** Begin **

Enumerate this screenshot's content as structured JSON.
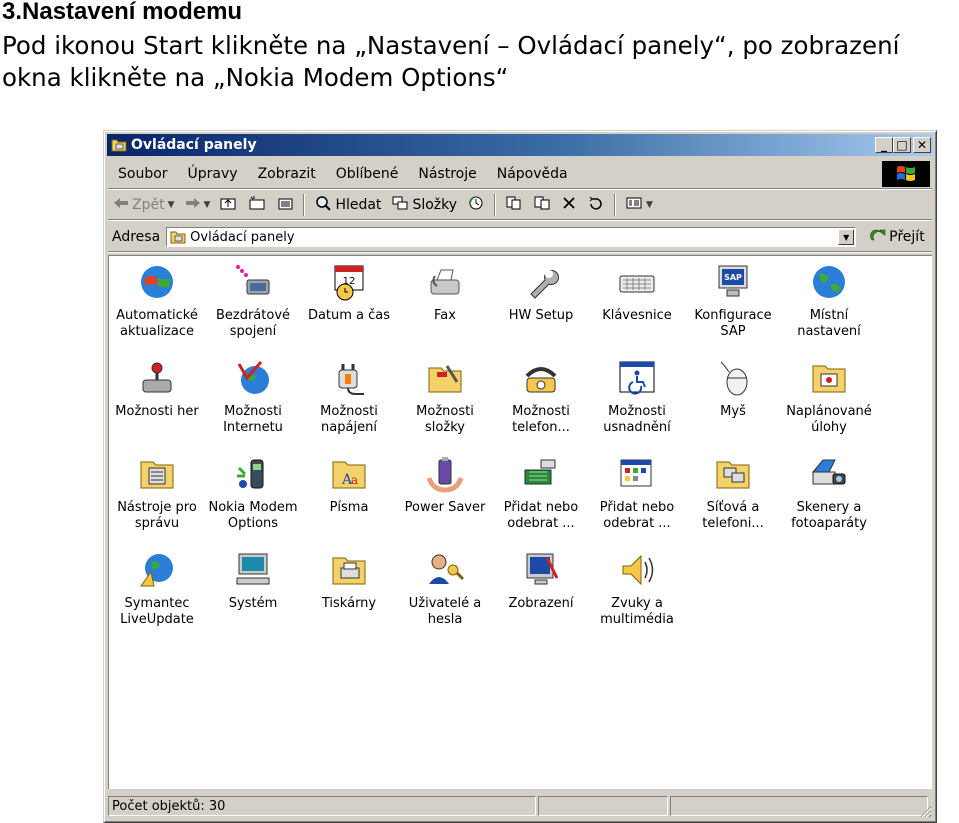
{
  "document": {
    "heading": "3.Nastavení modemu",
    "paragraph": "Pod ikonou Start klikněte na „Nastavení – Ovládací panely“, po zobrazení okna klikněte na „Nokia Modem Options“"
  },
  "window": {
    "title": "Ovládací panely",
    "controls": {
      "minimize": "_",
      "maximize": "□",
      "close": "✕"
    },
    "menu": [
      "Soubor",
      "Úpravy",
      "Zobrazit",
      "Oblíbené",
      "Nástroje",
      "Nápověda"
    ],
    "toolbar": {
      "back": "Zpět",
      "search": "Hledat",
      "folders": "Složky"
    },
    "address": {
      "label": "Adresa",
      "value": "Ovládací panely",
      "go": "Přejít"
    },
    "items": [
      {
        "label": "Automatické aktualizace",
        "icon": "windows-update-icon"
      },
      {
        "label": "Bezdrátové spojení",
        "icon": "wireless-link-icon"
      },
      {
        "label": "Datum a čas",
        "icon": "calendar-clock-icon"
      },
      {
        "label": "Fax",
        "icon": "fax-icon"
      },
      {
        "label": "HW Setup",
        "icon": "wrench-icon"
      },
      {
        "label": "Klávesnice",
        "icon": "keyboard-icon"
      },
      {
        "label": "Konfigurace SAP",
        "icon": "sap-monitor-icon"
      },
      {
        "label": "Místní nastavení",
        "icon": "globe-icon"
      },
      {
        "label": "Možnosti her",
        "icon": "joystick-icon"
      },
      {
        "label": "Možnosti Internetu",
        "icon": "internet-globe-icon"
      },
      {
        "label": "Možnosti napájení",
        "icon": "power-plug-icon"
      },
      {
        "label": "Možnosti složky",
        "icon": "folder-tools-icon"
      },
      {
        "label": "Možnosti telefon...",
        "icon": "telephone-icon"
      },
      {
        "label": "Možnosti usnadnění",
        "icon": "accessibility-icon"
      },
      {
        "label": "Myš",
        "icon": "mouse-icon"
      },
      {
        "label": "Naplánované úlohy",
        "icon": "scheduled-folder-icon"
      },
      {
        "label": "Nástroje pro správu",
        "icon": "admin-tools-icon"
      },
      {
        "label": "Nokia Modem Options",
        "icon": "nokia-modem-icon"
      },
      {
        "label": "Písma",
        "icon": "fonts-folder-icon"
      },
      {
        "label": "Power Saver",
        "icon": "battery-hands-icon"
      },
      {
        "label": "Přidat nebo odebrat ...",
        "icon": "add-hardware-icon"
      },
      {
        "label": "Přidat nebo odebrat ...",
        "icon": "add-programs-icon"
      },
      {
        "label": "Síťová a telefoni...",
        "icon": "network-folder-icon"
      },
      {
        "label": "Skenery a fotoaparáty",
        "icon": "scanner-camera-icon"
      },
      {
        "label": "Symantec LiveUpdate",
        "icon": "live-update-icon"
      },
      {
        "label": "Systém",
        "icon": "computer-icon"
      },
      {
        "label": "Tiskárny",
        "icon": "printer-folder-icon"
      },
      {
        "label": "Uživatelé a hesla",
        "icon": "users-key-icon"
      },
      {
        "label": "Zobrazení",
        "icon": "display-icon"
      },
      {
        "label": "Zvuky a multimédia",
        "icon": "speaker-icon"
      }
    ],
    "status": "Počet objektů: 30"
  }
}
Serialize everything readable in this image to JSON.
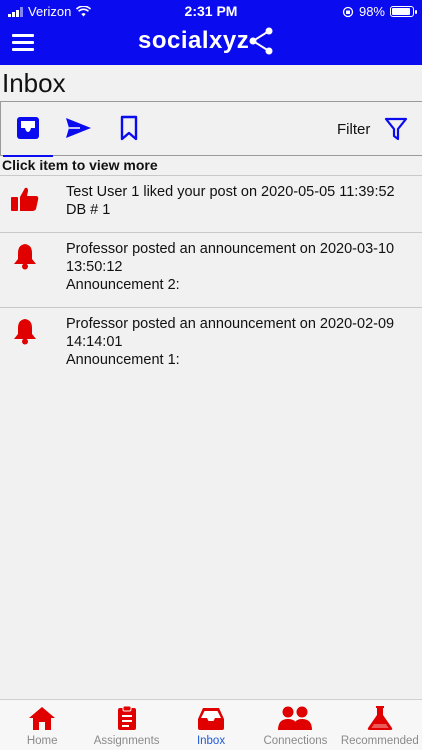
{
  "status_bar": {
    "carrier": "Verizon",
    "time": "2:31 PM",
    "battery": "98%"
  },
  "header": {
    "brand": "socialxyz"
  },
  "page": {
    "title": "Inbox",
    "hint": "Click item to view more"
  },
  "toolbar": {
    "filter_label": "Filter",
    "icons": [
      "inbox-icon",
      "send-icon",
      "bookmark-icon",
      "filter-icon"
    ]
  },
  "inbox": [
    {
      "icon": "thumbs-up-icon",
      "line1": "Test User 1 liked your post on 2020-05-05 11:39:52",
      "line2": "DB # 1",
      "line3": ""
    },
    {
      "icon": "bell-icon",
      "line1": "Professor posted an announcement on 2020-03-10",
      "line2": "13:50:12",
      "line3": "Announcement 2:"
    },
    {
      "icon": "bell-icon",
      "line1": "Professor posted an announcement on 2020-02-09",
      "line2": "14:14:01",
      "line3": "Announcement 1:"
    }
  ],
  "tabs": [
    {
      "label": "Home",
      "icon": "home-icon"
    },
    {
      "label": "Assignments",
      "icon": "clipboard-icon"
    },
    {
      "label": "Inbox",
      "icon": "inbox-tray-icon",
      "active": true
    },
    {
      "label": "Connections",
      "icon": "users-icon"
    },
    {
      "label": "Recommended",
      "icon": "flask-icon"
    }
  ],
  "colors": {
    "brand_blue": "#0b0bef",
    "accent_red": "#e00000",
    "active_tab": "#1e58d9"
  }
}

** End **

Keep the pictures out of the copy and return the rest of the data above exactly.

Enumerate this screenshot's content as structured JSON.
{
  "document": {
    "heading": "3.Nastavení modemu",
    "paragraph": "Pod ikonou Start klikněte na „Nastavení – Ovládací panely“, po zobrazení okna klikněte na „Nokia Modem Options“"
  },
  "window": {
    "title": "Ovládací panely",
    "controls": {
      "minimize": "_",
      "maximize": "□",
      "close": "✕"
    },
    "menu": [
      "Soubor",
      "Úpravy",
      "Zobrazit",
      "Oblíbené",
      "Nástroje",
      "Nápověda"
    ],
    "toolbar": {
      "back": "Zpět",
      "search": "Hledat",
      "folders": "Složky"
    },
    "address": {
      "label": "Adresa",
      "value": "Ovládací panely",
      "go": "Přejít"
    },
    "items": [
      {
        "label": "Automatické aktualizace",
        "icon": "windows-update-icon"
      },
      {
        "label": "Bezdrátové spojení",
        "icon": "wireless-link-icon"
      },
      {
        "label": "Datum a čas",
        "icon": "calendar-clock-icon"
      },
      {
        "label": "Fax",
        "icon": "fax-icon"
      },
      {
        "label": "HW Setup",
        "icon": "wrench-icon"
      },
      {
        "label": "Klávesnice",
        "icon": "keyboard-icon"
      },
      {
        "label": "Konfigurace SAP",
        "icon": "sap-monitor-icon"
      },
      {
        "label": "Místní nastavení",
        "icon": "globe-icon"
      },
      {
        "label": "Možnosti her",
        "icon": "joystick-icon"
      },
      {
        "label": "Možnosti Internetu",
        "icon": "internet-globe-icon"
      },
      {
        "label": "Možnosti napájení",
        "icon": "power-plug-icon"
      },
      {
        "label": "Možnosti složky",
        "icon": "folder-tools-icon"
      },
      {
        "label": "Možnosti telefon...",
        "icon": "telephone-icon"
      },
      {
        "label": "Možnosti usnadnění",
        "icon": "accessibility-icon"
      },
      {
        "label": "Myš",
        "icon": "mouse-icon"
      },
      {
        "label": "Naplánované úlohy",
        "icon": "scheduled-folder-icon"
      },
      {
        "label": "Nástroje pro správu",
        "icon": "admin-tools-icon"
      },
      {
        "label": "Nokia Modem Options",
        "icon": "nokia-modem-icon"
      },
      {
        "label": "Písma",
        "icon": "fonts-folder-icon"
      },
      {
        "label": "Power Saver",
        "icon": "battery-hands-icon"
      },
      {
        "label": "Přidat nebo odebrat ...",
        "icon": "add-hardware-icon"
      },
      {
        "label": "Přidat nebo odebrat ...",
        "icon": "add-programs-icon"
      },
      {
        "label": "Síťová a telefoni...",
        "icon": "network-folder-icon"
      },
      {
        "label": "Skenery a fotoaparáty",
        "icon": "scanner-camera-icon"
      },
      {
        "label": "Symantec LiveUpdate",
        "icon": "live-update-icon"
      },
      {
        "label": "Systém",
        "icon": "computer-icon"
      },
      {
        "label": "Tiskárny",
        "icon": "printer-folder-icon"
      },
      {
        "label": "Uživatelé a hesla",
        "icon": "users-key-icon"
      },
      {
        "label": "Zobrazení",
        "icon": "display-icon"
      },
      {
        "label": "Zvuky a multimédia",
        "icon": "speaker-icon"
      }
    ],
    "status": "Počet objektů: 30"
  }
}
Serialize everything readable in this image to JSON.
{
  "status_bar": {
    "carrier": "Verizon",
    "time": "2:31 PM",
    "battery": "98%"
  },
  "header": {
    "brand": "socialxyz"
  },
  "page": {
    "title": "Inbox",
    "hint": "Click item to view more"
  },
  "toolbar": {
    "filter_label": "Filter",
    "icons": [
      "inbox-icon",
      "send-icon",
      "bookmark-icon",
      "filter-icon"
    ]
  },
  "inbox": [
    {
      "icon": "thumbs-up-icon",
      "line1": "Test User 1 liked your post on 2020-05-05 11:39:52",
      "line2": "DB # 1",
      "line3": ""
    },
    {
      "icon": "bell-icon",
      "line1": "Professor posted an announcement on 2020-03-10",
      "line2": "13:50:12",
      "line3": "Announcement 2:"
    },
    {
      "icon": "bell-icon",
      "line1": "Professor posted an announcement on 2020-02-09",
      "line2": "14:14:01",
      "line3": "Announcement 1:"
    }
  ],
  "tabs": [
    {
      "label": "Home",
      "icon": "home-icon"
    },
    {
      "label": "Assignments",
      "icon": "clipboard-icon"
    },
    {
      "label": "Inbox",
      "icon": "inbox-tray-icon",
      "active": true
    },
    {
      "label": "Connections",
      "icon": "users-icon"
    },
    {
      "label": "Recommended",
      "icon": "flask-icon"
    }
  ],
  "colors": {
    "brand_blue": "#0b0bef",
    "accent_red": "#e00000",
    "active_tab": "#1e58d9"
  }
}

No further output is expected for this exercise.